» **TASK DIRECTIONS**: Hunt for the word "انظر" across the entries below, copying each line that holds it.

==== DATA TO PROCESS ====

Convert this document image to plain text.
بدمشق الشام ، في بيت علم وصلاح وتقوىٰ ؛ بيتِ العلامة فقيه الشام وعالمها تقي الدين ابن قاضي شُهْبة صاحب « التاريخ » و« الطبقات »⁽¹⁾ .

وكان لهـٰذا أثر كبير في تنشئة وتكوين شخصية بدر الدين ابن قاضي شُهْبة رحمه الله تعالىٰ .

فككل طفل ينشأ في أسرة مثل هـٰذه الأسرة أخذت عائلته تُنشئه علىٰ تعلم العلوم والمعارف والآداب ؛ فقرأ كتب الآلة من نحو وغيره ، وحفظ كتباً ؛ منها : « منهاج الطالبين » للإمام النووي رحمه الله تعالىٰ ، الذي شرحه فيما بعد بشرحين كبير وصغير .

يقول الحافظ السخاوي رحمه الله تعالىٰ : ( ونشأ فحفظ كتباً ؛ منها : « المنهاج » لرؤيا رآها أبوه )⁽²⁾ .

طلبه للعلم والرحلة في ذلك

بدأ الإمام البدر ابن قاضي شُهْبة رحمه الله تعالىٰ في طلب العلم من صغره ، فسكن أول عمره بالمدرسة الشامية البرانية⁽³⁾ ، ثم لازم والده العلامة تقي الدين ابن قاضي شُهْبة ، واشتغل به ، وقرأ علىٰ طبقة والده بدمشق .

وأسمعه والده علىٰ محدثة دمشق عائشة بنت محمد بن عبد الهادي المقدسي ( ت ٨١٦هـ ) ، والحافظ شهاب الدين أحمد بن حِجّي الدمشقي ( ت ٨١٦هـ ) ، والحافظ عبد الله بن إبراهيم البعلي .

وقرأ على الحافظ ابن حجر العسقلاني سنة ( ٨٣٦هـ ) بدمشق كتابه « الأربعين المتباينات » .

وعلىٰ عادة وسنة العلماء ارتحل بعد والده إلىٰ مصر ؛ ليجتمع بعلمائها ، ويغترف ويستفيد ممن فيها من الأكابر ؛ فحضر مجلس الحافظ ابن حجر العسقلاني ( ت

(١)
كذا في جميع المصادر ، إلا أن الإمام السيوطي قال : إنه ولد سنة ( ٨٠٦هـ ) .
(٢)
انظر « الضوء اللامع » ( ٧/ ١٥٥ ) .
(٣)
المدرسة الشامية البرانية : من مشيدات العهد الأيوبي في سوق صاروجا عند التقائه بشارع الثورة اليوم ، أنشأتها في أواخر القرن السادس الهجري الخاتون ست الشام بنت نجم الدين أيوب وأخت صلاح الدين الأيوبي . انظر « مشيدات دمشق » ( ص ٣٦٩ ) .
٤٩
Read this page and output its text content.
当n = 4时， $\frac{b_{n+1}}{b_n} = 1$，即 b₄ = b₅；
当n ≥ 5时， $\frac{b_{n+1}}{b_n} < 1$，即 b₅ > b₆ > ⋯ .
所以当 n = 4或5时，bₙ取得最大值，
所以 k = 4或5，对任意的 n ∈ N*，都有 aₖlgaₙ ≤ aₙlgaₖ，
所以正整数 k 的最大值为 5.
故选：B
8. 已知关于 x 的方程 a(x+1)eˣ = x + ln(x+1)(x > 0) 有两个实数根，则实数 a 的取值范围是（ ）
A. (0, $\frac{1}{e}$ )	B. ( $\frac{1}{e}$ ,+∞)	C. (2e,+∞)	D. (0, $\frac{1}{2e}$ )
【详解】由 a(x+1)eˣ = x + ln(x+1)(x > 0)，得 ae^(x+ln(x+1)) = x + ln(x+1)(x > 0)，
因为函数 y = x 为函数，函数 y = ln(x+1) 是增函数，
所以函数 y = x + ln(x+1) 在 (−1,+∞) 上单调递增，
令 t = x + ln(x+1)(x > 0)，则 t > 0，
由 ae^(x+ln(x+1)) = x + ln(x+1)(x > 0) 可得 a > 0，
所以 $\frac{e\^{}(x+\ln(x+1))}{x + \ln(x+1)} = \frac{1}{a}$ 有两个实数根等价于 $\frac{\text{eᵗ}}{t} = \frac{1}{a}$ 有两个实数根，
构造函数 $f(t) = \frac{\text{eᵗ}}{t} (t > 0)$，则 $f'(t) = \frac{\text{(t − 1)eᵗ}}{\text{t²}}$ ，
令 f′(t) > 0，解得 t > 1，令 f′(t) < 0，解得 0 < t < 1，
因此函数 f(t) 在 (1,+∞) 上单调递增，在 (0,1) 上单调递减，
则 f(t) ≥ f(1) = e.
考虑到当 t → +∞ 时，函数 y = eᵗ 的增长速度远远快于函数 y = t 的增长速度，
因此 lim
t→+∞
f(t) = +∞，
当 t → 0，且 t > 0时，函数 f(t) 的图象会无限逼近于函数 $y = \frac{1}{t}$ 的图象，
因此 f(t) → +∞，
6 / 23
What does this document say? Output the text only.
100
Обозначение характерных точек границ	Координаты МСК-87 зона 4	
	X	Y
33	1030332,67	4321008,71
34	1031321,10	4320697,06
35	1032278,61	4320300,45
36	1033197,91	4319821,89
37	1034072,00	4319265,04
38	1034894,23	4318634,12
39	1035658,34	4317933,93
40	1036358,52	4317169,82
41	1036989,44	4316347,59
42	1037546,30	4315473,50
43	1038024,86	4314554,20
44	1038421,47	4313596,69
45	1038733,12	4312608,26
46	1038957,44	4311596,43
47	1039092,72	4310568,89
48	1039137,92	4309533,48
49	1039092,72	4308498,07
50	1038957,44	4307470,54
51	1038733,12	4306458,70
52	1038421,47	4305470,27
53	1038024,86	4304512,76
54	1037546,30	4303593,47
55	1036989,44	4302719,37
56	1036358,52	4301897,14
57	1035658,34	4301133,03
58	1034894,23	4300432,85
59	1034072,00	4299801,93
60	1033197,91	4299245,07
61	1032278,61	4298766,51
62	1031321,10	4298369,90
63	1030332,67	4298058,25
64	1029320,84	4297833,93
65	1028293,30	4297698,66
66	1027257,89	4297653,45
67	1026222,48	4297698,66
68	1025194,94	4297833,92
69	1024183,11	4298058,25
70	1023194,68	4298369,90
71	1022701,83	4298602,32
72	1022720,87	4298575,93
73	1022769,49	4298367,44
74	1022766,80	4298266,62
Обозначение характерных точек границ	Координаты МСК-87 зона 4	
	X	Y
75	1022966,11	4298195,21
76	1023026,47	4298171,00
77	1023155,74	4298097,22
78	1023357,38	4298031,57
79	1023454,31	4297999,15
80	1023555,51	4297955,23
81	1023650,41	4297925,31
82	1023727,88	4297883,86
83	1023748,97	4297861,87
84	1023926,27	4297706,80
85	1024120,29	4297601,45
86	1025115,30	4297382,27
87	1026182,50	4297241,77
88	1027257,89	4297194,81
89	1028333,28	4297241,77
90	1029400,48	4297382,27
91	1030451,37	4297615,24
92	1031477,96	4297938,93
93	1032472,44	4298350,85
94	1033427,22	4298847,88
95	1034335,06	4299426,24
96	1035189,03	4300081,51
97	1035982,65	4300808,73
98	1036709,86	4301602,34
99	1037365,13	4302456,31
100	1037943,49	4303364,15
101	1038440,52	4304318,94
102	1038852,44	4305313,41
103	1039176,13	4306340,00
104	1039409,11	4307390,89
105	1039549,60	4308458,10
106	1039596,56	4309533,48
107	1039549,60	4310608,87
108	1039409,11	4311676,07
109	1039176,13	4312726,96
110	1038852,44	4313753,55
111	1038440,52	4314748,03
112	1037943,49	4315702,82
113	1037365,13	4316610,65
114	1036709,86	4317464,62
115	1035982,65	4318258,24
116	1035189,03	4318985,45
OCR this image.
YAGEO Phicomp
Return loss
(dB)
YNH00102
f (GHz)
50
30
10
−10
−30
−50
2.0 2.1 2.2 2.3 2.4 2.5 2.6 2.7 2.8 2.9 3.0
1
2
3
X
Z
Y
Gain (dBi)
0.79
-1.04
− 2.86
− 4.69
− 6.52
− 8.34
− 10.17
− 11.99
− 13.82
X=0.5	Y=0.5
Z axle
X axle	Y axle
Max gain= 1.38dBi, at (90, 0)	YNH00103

====

» **CORRECT ANSWER**:
انظر « الضوء اللامع » ( ٧/ ١٥٥ ) .
المدرسة الشامية البرانية : من مشيدات العهد الأيوبي في سوق صاروجا عند التقائه بشارع الثورة اليوم ، أنشأتها في أواخر القرن السادس الهجري الخاتون ست الشام بنت نجم الدين أيوب وأخت صلاح الدين الأيوبي . انظر « مشيدات دمشق » ( ص ٣٦٩ ) .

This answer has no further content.